What the task requires » Without including any images, repeat the data exactly.

****************

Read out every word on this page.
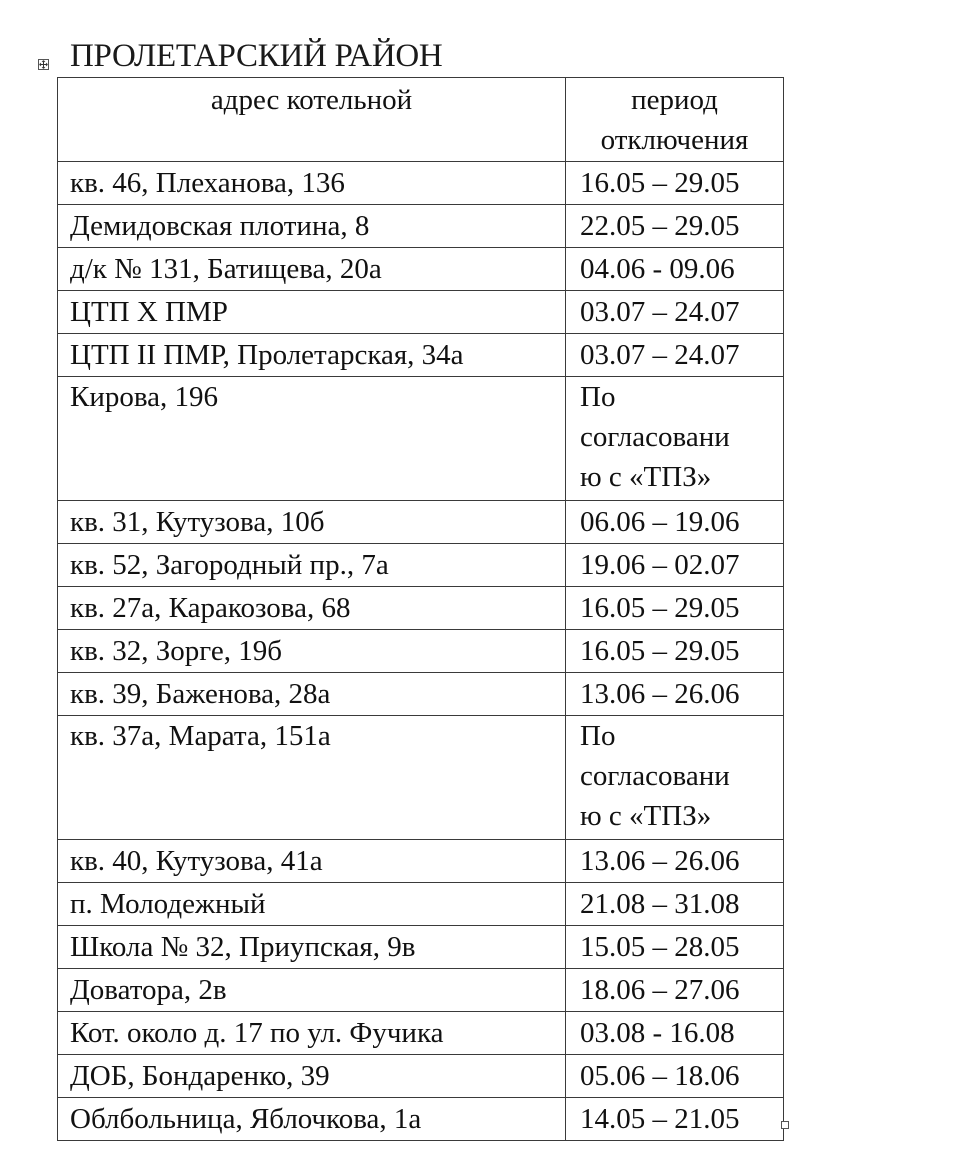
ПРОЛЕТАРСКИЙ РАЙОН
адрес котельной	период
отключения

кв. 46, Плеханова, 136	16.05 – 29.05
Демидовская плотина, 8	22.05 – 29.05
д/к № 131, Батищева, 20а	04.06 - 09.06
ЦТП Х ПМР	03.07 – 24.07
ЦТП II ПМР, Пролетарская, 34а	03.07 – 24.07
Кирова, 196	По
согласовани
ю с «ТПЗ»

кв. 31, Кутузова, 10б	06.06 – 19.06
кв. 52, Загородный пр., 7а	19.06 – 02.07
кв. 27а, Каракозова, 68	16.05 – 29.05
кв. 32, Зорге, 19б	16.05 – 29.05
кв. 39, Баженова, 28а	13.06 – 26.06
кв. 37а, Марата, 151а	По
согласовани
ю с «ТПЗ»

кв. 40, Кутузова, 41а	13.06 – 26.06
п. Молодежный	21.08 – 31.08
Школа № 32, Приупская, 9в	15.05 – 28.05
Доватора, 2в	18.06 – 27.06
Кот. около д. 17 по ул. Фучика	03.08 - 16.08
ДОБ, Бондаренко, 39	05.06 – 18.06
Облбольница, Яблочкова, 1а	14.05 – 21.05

****************

Answer to the problem »
Read out every word on this page.
ПРОЛЕТАРСКИЙ РАЙОН
адрес котельной	период
отключения

кв. 46, Плеханова, 136	16.05 – 29.05
Демидовская плотина, 8	22.05 – 29.05
д/к № 131, Батищева, 20а	04.06 - 09.06
ЦТП Х ПМР	03.07 – 24.07
ЦТП II ПМР, Пролетарская, 34а	03.07 – 24.07
Кирова, 196	По
согласовани
ю с «ТПЗ»

кв. 31, Кутузова, 10б	06.06 – 19.06
кв. 52, Загородный пр., 7а	19.06 – 02.07
кв. 27а, Каракозова, 68	16.05 – 29.05
кв. 32, Зорге, 19б	16.05 – 29.05
кв. 39, Баженова, 28а	13.06 – 26.06
кв. 37а, Марата, 151а	По
согласовани
ю с «ТПЗ»

кв. 40, Кутузова, 41а	13.06 – 26.06
п. Молодежный	21.08 – 31.08
Школа № 32, Приупская, 9в	15.05 – 28.05
Доватора, 2в	18.06 – 27.06
Кот. около д. 17 по ул. Фучика	03.08 - 16.08
ДОБ, Бондаренко, 39	05.06 – 18.06
Облбольница, Яблочкова, 1а	14.05 – 21.05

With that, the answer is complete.